• Task: In the entries, find all lines that hold the word "name" and copy them.

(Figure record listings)

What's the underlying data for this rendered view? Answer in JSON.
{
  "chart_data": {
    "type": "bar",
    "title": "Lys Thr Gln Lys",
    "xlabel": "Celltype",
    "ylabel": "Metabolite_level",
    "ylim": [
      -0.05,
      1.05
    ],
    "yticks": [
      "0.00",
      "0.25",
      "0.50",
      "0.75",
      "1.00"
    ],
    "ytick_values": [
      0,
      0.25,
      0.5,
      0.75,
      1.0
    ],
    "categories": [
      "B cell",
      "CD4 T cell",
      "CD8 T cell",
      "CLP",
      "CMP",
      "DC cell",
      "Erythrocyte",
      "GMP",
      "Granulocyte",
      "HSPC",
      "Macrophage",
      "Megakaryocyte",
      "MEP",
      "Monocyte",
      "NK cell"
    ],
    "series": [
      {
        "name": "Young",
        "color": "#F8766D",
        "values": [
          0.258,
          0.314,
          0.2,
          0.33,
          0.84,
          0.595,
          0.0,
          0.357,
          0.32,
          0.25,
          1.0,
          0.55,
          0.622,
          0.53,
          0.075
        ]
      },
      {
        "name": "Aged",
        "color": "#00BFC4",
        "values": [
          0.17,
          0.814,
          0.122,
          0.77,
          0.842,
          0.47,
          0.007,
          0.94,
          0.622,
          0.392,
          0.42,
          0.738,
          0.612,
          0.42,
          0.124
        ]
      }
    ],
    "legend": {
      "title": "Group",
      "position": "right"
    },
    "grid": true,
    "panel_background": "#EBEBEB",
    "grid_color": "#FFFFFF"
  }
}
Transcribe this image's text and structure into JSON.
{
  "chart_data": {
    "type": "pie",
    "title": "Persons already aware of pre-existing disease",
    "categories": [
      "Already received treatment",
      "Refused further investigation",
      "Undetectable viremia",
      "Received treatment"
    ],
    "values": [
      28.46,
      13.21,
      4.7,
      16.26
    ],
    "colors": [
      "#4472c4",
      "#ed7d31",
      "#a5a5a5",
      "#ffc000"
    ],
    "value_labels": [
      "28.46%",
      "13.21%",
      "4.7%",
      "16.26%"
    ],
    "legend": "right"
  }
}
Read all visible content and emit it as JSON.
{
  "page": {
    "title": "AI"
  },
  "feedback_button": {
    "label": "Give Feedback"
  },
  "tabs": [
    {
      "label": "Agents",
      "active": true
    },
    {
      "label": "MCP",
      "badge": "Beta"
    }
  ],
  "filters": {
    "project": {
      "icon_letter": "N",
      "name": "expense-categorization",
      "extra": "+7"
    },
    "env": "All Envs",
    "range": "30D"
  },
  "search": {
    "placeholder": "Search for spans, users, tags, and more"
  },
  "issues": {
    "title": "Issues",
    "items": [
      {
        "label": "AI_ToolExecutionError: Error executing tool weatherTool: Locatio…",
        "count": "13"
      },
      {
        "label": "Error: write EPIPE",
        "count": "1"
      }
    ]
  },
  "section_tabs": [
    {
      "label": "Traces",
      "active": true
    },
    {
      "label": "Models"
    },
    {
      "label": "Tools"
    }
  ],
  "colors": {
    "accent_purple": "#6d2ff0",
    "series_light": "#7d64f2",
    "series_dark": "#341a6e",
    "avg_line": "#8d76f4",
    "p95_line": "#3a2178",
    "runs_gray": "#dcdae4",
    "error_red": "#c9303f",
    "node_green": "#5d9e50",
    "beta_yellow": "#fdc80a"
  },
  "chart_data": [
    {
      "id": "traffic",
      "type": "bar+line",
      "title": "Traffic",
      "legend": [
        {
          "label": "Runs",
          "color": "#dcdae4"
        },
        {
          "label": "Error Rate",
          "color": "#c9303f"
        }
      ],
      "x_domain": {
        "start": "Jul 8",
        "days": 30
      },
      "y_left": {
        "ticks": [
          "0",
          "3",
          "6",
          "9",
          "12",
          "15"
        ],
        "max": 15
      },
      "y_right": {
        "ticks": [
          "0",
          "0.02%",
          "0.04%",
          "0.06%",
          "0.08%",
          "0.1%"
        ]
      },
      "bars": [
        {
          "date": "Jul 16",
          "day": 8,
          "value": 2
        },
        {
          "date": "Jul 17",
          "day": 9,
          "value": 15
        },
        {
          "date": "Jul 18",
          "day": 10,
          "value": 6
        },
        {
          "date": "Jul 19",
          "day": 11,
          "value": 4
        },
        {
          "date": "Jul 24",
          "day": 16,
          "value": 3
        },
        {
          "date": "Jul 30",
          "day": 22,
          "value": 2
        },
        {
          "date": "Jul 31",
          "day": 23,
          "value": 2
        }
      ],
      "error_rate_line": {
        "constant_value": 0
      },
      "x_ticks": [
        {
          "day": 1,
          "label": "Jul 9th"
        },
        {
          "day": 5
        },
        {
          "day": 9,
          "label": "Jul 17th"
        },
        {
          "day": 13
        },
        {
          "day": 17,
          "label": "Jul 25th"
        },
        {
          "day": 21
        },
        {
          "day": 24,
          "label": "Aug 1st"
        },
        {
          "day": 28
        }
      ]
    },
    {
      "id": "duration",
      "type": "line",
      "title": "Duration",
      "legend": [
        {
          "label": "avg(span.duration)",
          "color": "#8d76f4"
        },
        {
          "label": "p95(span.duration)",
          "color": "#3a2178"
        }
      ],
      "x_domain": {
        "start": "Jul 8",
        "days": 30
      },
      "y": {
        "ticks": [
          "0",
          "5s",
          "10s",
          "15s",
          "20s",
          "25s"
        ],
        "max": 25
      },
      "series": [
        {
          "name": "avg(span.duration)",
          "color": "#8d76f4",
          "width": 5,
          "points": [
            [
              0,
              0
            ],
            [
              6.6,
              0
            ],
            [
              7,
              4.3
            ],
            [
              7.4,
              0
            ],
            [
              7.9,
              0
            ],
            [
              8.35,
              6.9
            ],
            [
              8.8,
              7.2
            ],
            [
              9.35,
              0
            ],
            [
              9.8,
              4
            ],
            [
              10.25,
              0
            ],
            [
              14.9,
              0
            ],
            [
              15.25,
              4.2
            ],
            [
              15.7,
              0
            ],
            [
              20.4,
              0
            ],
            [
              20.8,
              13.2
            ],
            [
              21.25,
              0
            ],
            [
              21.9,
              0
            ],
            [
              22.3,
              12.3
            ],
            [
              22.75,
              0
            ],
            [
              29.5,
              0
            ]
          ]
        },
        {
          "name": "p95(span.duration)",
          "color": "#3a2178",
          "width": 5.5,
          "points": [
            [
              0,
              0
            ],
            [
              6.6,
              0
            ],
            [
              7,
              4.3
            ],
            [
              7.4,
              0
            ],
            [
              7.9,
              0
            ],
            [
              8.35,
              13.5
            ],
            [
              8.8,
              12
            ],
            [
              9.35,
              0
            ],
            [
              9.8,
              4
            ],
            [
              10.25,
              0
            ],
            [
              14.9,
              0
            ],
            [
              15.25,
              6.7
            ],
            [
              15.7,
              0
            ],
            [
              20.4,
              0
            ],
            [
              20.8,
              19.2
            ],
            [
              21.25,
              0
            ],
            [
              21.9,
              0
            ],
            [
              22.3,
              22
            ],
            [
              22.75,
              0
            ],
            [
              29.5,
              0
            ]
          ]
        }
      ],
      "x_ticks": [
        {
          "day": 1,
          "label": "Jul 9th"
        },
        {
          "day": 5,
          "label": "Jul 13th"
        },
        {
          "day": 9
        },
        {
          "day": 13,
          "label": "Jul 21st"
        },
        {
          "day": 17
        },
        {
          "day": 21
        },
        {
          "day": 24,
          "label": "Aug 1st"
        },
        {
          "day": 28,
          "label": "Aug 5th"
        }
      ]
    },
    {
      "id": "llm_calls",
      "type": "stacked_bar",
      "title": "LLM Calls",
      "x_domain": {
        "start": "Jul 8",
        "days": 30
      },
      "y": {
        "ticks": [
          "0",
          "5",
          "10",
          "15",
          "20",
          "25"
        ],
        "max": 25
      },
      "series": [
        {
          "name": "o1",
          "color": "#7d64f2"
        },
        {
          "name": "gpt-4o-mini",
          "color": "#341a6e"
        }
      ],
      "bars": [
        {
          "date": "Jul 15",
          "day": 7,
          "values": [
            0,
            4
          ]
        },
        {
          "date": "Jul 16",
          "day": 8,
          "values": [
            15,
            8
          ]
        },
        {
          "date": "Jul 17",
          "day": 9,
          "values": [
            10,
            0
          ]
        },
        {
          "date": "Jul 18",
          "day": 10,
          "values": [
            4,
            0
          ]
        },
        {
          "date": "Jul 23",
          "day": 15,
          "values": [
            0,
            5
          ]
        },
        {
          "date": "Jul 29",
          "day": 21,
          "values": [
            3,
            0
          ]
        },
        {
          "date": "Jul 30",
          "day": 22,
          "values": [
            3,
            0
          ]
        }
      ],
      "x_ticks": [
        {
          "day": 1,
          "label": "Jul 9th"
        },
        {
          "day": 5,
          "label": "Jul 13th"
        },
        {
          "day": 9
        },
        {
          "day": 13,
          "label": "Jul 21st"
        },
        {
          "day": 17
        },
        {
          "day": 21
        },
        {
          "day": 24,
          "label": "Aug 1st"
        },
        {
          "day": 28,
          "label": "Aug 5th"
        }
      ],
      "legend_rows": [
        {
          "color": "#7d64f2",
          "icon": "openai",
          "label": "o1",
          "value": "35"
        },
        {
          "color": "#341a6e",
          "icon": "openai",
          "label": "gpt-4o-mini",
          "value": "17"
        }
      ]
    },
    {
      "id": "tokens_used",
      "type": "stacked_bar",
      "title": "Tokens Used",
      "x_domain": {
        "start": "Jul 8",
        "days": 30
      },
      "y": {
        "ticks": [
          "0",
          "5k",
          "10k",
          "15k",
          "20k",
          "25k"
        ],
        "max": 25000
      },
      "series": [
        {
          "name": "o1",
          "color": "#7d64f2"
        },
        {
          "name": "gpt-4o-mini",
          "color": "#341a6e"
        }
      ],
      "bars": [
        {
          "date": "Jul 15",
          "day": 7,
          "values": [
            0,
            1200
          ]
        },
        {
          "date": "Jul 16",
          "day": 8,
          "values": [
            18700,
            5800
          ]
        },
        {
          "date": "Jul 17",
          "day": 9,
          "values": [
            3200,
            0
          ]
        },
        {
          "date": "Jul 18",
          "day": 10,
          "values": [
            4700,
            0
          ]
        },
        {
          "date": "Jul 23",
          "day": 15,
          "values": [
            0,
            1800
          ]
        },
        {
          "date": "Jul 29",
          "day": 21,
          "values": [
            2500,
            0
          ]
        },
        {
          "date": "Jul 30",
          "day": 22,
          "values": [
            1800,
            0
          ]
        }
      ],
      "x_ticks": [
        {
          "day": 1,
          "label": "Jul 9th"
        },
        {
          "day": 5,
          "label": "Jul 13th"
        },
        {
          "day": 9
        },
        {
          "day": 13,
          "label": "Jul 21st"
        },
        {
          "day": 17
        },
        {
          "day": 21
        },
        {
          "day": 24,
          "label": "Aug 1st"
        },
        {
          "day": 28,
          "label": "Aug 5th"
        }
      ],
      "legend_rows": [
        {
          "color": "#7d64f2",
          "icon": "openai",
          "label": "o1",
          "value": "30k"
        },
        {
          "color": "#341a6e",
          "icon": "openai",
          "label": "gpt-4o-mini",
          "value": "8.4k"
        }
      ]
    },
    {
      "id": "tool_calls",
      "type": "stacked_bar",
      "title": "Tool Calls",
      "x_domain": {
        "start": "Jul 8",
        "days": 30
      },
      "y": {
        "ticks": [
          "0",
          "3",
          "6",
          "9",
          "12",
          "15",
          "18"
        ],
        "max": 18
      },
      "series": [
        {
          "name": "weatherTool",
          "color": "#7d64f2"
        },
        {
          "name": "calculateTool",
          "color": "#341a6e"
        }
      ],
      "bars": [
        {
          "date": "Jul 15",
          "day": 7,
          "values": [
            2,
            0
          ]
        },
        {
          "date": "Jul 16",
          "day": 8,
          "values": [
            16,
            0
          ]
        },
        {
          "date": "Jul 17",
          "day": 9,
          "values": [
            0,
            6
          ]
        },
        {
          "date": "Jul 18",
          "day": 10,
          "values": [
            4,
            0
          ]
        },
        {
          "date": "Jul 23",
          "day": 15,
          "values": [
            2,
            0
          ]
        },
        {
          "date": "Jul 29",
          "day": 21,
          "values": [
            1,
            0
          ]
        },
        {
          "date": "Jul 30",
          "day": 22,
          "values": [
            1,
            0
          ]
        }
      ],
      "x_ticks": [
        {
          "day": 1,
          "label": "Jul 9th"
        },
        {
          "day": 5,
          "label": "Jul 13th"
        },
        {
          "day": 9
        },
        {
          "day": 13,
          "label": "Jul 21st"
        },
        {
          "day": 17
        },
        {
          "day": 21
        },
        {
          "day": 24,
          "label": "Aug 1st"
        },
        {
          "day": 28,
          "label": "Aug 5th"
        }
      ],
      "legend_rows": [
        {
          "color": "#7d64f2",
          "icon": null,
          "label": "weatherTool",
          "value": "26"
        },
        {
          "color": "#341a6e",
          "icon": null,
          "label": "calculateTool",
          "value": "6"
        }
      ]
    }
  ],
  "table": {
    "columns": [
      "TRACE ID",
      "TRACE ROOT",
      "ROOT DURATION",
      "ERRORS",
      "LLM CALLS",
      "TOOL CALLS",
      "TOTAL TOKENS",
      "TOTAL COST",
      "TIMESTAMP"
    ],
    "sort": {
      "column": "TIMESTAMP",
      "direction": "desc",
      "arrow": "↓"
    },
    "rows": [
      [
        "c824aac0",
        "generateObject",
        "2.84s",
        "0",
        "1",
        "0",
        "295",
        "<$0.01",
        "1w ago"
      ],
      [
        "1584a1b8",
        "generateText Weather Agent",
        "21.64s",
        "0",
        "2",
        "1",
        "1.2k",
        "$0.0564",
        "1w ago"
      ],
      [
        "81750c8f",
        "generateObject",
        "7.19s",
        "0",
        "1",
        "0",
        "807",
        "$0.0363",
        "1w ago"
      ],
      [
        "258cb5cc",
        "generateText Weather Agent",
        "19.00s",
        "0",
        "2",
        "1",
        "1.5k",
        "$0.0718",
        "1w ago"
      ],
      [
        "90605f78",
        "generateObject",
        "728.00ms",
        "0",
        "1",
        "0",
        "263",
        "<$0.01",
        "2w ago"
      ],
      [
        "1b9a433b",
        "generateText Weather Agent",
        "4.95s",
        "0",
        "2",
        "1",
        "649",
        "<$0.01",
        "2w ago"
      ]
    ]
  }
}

• Written response:
        "name": "Young",
        "name": "Aged",
      "name": "expense-categorization",
          "name": "avg(span.duration)",
          "name": "p95(span.duration)",
          "name": "o1",
          "name": "gpt-4o-mini",
          "name": "o1",
          "name": "gpt-4o-mini",
          "name": "weatherTool",
          "name": "calculateTool",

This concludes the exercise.